[Task brief] Without the pictures, give the entries below again exactly as written.
── Data provided
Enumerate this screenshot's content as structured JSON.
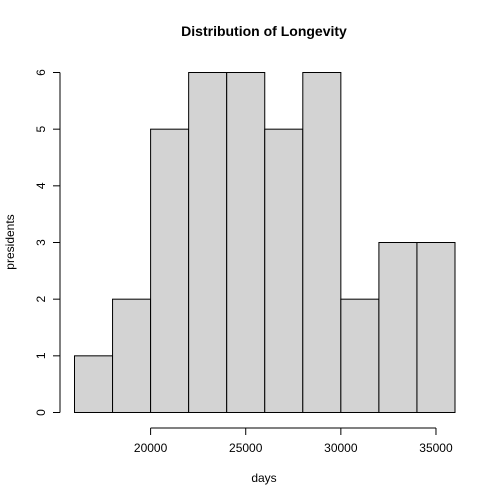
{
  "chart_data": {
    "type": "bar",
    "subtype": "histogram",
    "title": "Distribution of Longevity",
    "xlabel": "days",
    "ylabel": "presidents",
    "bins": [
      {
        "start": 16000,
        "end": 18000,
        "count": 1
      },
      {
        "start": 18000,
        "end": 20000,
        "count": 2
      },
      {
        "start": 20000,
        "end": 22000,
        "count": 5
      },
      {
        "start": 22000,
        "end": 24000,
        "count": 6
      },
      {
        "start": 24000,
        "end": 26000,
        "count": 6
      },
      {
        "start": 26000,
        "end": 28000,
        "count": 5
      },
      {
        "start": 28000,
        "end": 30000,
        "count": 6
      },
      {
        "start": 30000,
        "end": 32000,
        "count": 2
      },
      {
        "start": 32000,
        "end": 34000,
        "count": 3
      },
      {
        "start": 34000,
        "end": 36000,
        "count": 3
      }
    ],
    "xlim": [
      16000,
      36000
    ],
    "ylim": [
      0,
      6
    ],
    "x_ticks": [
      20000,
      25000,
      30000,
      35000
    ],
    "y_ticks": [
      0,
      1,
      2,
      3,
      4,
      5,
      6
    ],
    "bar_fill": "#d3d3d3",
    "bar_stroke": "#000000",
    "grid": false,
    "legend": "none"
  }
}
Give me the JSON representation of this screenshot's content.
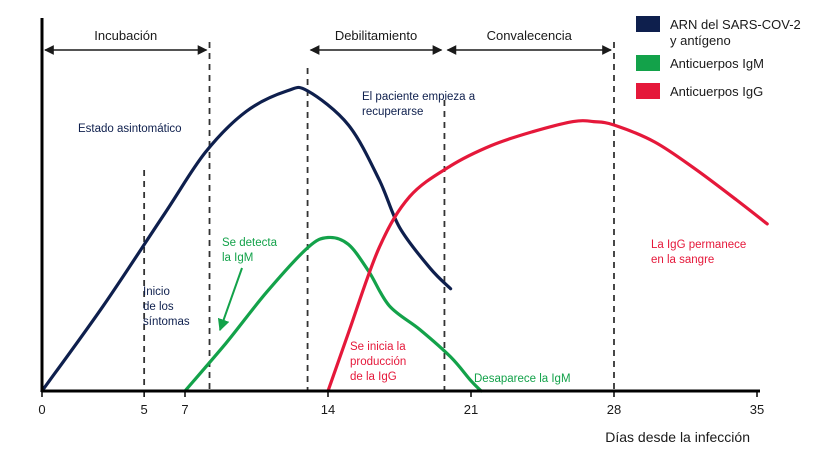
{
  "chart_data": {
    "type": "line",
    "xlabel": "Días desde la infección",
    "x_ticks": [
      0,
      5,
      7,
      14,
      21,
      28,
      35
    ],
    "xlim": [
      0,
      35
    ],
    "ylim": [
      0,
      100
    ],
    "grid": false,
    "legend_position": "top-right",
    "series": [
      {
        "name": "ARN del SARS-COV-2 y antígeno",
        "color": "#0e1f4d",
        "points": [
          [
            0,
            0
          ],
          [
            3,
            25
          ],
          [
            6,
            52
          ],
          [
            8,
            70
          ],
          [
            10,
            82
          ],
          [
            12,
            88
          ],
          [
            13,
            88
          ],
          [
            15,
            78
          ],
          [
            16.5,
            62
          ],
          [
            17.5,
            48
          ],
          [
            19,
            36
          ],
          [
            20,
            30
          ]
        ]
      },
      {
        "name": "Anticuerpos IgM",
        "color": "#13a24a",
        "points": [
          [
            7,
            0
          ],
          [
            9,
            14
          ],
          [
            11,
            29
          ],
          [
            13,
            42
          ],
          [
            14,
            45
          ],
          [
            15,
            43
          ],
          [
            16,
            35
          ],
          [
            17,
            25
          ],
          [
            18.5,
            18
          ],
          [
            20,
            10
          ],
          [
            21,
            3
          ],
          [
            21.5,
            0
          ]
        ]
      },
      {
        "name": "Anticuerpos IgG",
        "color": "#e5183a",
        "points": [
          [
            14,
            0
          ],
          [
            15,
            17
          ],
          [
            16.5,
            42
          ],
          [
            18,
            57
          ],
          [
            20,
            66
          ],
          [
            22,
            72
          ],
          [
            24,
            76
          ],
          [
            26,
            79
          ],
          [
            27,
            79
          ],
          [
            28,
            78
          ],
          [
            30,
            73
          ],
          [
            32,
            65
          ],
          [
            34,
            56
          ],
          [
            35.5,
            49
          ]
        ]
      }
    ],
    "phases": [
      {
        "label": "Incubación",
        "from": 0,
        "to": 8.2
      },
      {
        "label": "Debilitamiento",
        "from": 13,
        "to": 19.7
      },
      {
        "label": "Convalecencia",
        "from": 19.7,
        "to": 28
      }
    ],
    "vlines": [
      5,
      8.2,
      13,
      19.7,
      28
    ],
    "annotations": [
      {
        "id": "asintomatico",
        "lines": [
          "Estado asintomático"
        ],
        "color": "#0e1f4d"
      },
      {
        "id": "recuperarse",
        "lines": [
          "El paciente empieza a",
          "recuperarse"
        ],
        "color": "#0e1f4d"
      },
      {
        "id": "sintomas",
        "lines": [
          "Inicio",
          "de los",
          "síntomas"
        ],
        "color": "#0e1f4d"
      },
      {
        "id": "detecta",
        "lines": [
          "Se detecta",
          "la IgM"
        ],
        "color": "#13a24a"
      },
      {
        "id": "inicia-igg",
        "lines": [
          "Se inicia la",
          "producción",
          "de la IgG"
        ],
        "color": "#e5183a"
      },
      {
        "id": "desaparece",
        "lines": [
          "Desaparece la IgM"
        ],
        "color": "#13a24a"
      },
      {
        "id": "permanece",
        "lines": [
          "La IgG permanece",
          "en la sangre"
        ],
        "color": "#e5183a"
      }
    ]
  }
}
────
[Answer]
Enumerate this screenshot's content as structured JSON.
{
  "chart_data": {
    "type": "bar",
    "subtype": "histogram",
    "title": "Distribution of Longevity",
    "xlabel": "days",
    "ylabel": "presidents",
    "bins": [
      {
        "start": 16000,
        "end": 18000,
        "count": 1
      },
      {
        "start": 18000,
        "end": 20000,
        "count": 2
      },
      {
        "start": 20000,
        "end": 22000,
        "count": 5
      },
      {
        "start": 22000,
        "end": 24000,
        "count": 6
      },
      {
        "start": 24000,
        "end": 26000,
        "count": 6
      },
      {
        "start": 26000,
        "end": 28000,
        "count": 5
      },
      {
        "start": 28000,
        "end": 30000,
        "count": 6
      },
      {
        "start": 30000,
        "end": 32000,
        "count": 2
      },
      {
        "start": 32000,
        "end": 34000,
        "count": 3
      },
      {
        "start": 34000,
        "end": 36000,
        "count": 3
      }
    ],
    "xlim": [
      16000,
      36000
    ],
    "ylim": [
      0,
      6
    ],
    "x_ticks": [
      20000,
      25000,
      30000,
      35000
    ],
    "y_ticks": [
      0,
      1,
      2,
      3,
      4,
      5,
      6
    ],
    "bar_fill": "#d3d3d3",
    "bar_stroke": "#000000",
    "grid": false,
    "legend": "none"
  }
}
Give me the JSON representation of this screenshot's content.
{
  "chart_data": {
    "type": "line",
    "xlabel": "Días desde la infección",
    "x_ticks": [
      0,
      5,
      7,
      14,
      21,
      28,
      35
    ],
    "xlim": [
      0,
      35
    ],
    "ylim": [
      0,
      100
    ],
    "grid": false,
    "legend_position": "top-right",
    "series": [
      {
        "name": "ARN del SARS-COV-2 y antígeno",
        "color": "#0e1f4d",
        "points": [
          [
            0,
            0
          ],
          [
            3,
            25
          ],
          [
            6,
            52
          ],
          [
            8,
            70
          ],
          [
            10,
            82
          ],
          [
            12,
            88
          ],
          [
            13,
            88
          ],
          [
            15,
            78
          ],
          [
            16.5,
            62
          ],
          [
            17.5,
            48
          ],
          [
            19,
            36
          ],
          [
            20,
            30
          ]
        ]
      },
      {
        "name": "Anticuerpos IgM",
        "color": "#13a24a",
        "points": [
          [
            7,
            0
          ],
          [
            9,
            14
          ],
          [
            11,
            29
          ],
          [
            13,
            42
          ],
          [
            14,
            45
          ],
          [
            15,
            43
          ],
          [
            16,
            35
          ],
          [
            17,
            25
          ],
          [
            18.5,
            18
          ],
          [
            20,
            10
          ],
          [
            21,
            3
          ],
          [
            21.5,
            0
          ]
        ]
      },
      {
        "name": "Anticuerpos IgG",
        "color": "#e5183a",
        "points": [
          [
            14,
            0
          ],
          [
            15,
            17
          ],
          [
            16.5,
            42
          ],
          [
            18,
            57
          ],
          [
            20,
            66
          ],
          [
            22,
            72
          ],
          [
            24,
            76
          ],
          [
            26,
            79
          ],
          [
            27,
            79
          ],
          [
            28,
            78
          ],
          [
            30,
            73
          ],
          [
            32,
            65
          ],
          [
            34,
            56
          ],
          [
            35.5,
            49
          ]
        ]
      }
    ],
    "phases": [
      {
        "label": "Incubación",
        "from": 0,
        "to": 8.2
      },
      {
        "label": "Debilitamiento",
        "from": 13,
        "to": 19.7
      },
      {
        "label": "Convalecencia",
        "from": 19.7,
        "to": 28
      }
    ],
    "vlines": [
      5,
      8.2,
      13,
      19.7,
      28
    ],
    "annotations": [
      {
        "id": "asintomatico",
        "lines": [
          "Estado asintomático"
        ],
        "color": "#0e1f4d"
      },
      {
        "id": "recuperarse",
        "lines": [
          "El paciente empieza a",
          "recuperarse"
        ],
        "color": "#0e1f4d"
      },
      {
        "id": "sintomas",
        "lines": [
          "Inicio",
          "de los",
          "síntomas"
        ],
        "color": "#0e1f4d"
      },
      {
        "id": "detecta",
        "lines": [
          "Se detecta",
          "la IgM"
        ],
        "color": "#13a24a"
      },
      {
        "id": "inicia-igg",
        "lines": [
          "Se inicia la",
          "producción",
          "de la IgG"
        ],
        "color": "#e5183a"
      },
      {
        "id": "desaparece",
        "lines": [
          "Desaparece la IgM"
        ],
        "color": "#13a24a"
      },
      {
        "id": "permanece",
        "lines": [
          "La IgG permanece",
          "en la sangre"
        ],
        "color": "#e5183a"
      }
    ]
  }
}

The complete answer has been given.